[BEGIN]

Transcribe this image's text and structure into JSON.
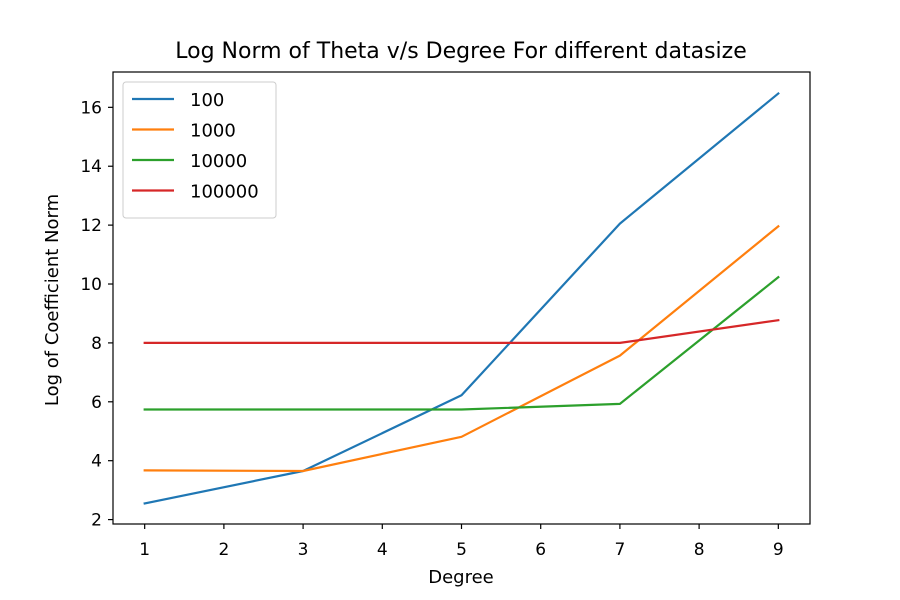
{
  "chart_data": {
    "type": "line",
    "title": "Log Norm of Theta v/s Degree For different datasize",
    "xlabel": "Degree",
    "ylabel": "Log of Coefficient Norm",
    "x": [
      1,
      3,
      5,
      7,
      9
    ],
    "xlim": [
      0.6,
      9.4
    ],
    "ylim": [
      1.85,
      17.2
    ],
    "xticks": [
      1,
      2,
      3,
      4,
      5,
      6,
      7,
      8,
      9
    ],
    "yticks": [
      2,
      4,
      6,
      8,
      10,
      12,
      14,
      16
    ],
    "xtick_labels": [
      "1",
      "2",
      "3",
      "4",
      "5",
      "6",
      "7",
      "8",
      "9"
    ],
    "ytick_labels": [
      "2",
      "4",
      "6",
      "8",
      "10",
      "12",
      "14",
      "16"
    ],
    "grid": false,
    "legend_position": "upper-left",
    "series": [
      {
        "name": "100",
        "color": "#1f77b4",
        "values": [
          2.55,
          3.65,
          6.22,
          12.05,
          16.47
        ]
      },
      {
        "name": "1000",
        "color": "#ff7f0e",
        "values": [
          3.67,
          3.65,
          4.81,
          7.57,
          11.96
        ]
      },
      {
        "name": "10000",
        "color": "#2ca02c",
        "values": [
          5.74,
          5.74,
          5.74,
          5.93,
          10.23
        ]
      },
      {
        "name": "100000",
        "color": "#d62728",
        "values": [
          8.0,
          8.0,
          8.0,
          8.0,
          8.77
        ]
      }
    ]
  }
}
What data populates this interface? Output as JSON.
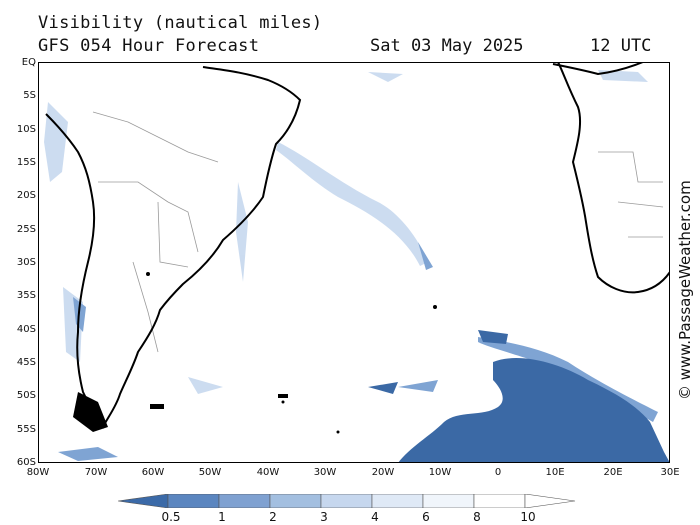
{
  "header": {
    "title": "Visibility (nautical miles)",
    "subtitle": "GFS 054 Hour Forecast",
    "date": "Sat 03 May 2025",
    "time": "12 UTC"
  },
  "map": {
    "lat_labels": [
      "EQ",
      "5S",
      "10S",
      "15S",
      "20S",
      "25S",
      "30S",
      "35S",
      "40S",
      "45S",
      "50S",
      "55S",
      "60S"
    ],
    "lon_labels": [
      "80W",
      "70W",
      "60W",
      "50W",
      "40W",
      "30W",
      "20W",
      "10W",
      "0",
      "10E",
      "20E",
      "30E"
    ],
    "colors": {
      "land_outline": "#000000",
      "borders": "#9a9a9a",
      "low_vis": "#3b69a5",
      "mid_vis": "#7fa4d3",
      "light_vis": "#c6d8ee"
    }
  },
  "legend": {
    "labels": [
      "0.5",
      "1",
      "2",
      "3",
      "4",
      "6",
      "8",
      "10"
    ],
    "colors": [
      "#3b6aa8",
      "#5b86c0",
      "#7fa1d1",
      "#a3bfe0",
      "#c6d7ee",
      "#dfe9f6",
      "#f0f5fb",
      "#ffffff"
    ]
  },
  "watermark": "© www.PassageWeather.com"
}
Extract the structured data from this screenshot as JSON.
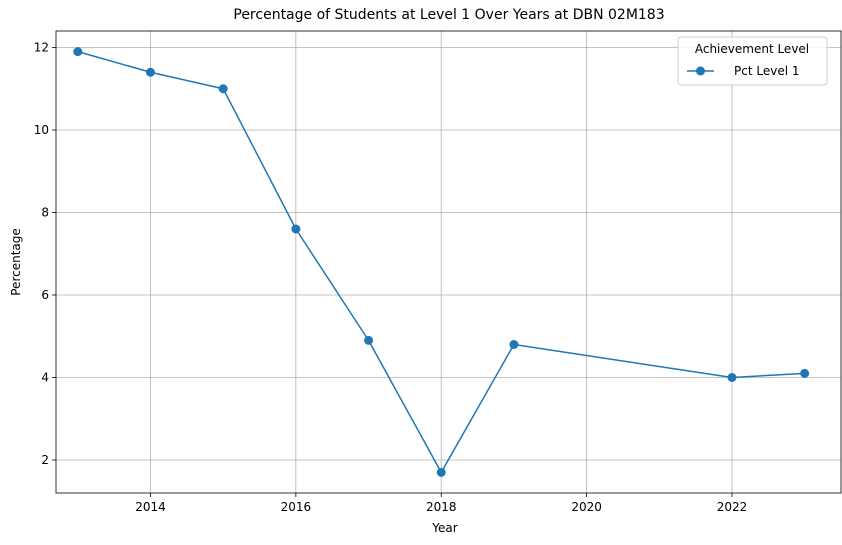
{
  "chart_data": {
    "type": "line",
    "title": "Percentage of Students at Level 1 Over Years at DBN 02M183",
    "xlabel": "Year",
    "ylabel": "Percentage",
    "xlim": [
      2012.7,
      2023.5
    ],
    "ylim": [
      1.2,
      12.4
    ],
    "xticks": [
      2014,
      2016,
      2018,
      2020,
      2022
    ],
    "yticks": [
      2,
      4,
      6,
      8,
      10,
      12
    ],
    "grid": true,
    "legend": {
      "title": "Achievement Level",
      "placement": "top-right"
    },
    "series": [
      {
        "name": "Pct Level 1",
        "color": "#1f77b4",
        "marker": "circle",
        "x": [
          2013,
          2014,
          2015,
          2016,
          2017,
          2018,
          2019,
          2022,
          2023
        ],
        "y": [
          11.9,
          11.4,
          11.0,
          7.6,
          4.9,
          1.7,
          4.8,
          4.0,
          4.1
        ]
      }
    ]
  }
}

[END]

Pick out all lines from the data above in which the word "Level" appears.

* CORRECT OUTPUT *
    "title": "Percentage of Students at Level 1 Over Years at DBN 02M183",
      "title": "Achievement Level",
        "name": "Pct Level 1",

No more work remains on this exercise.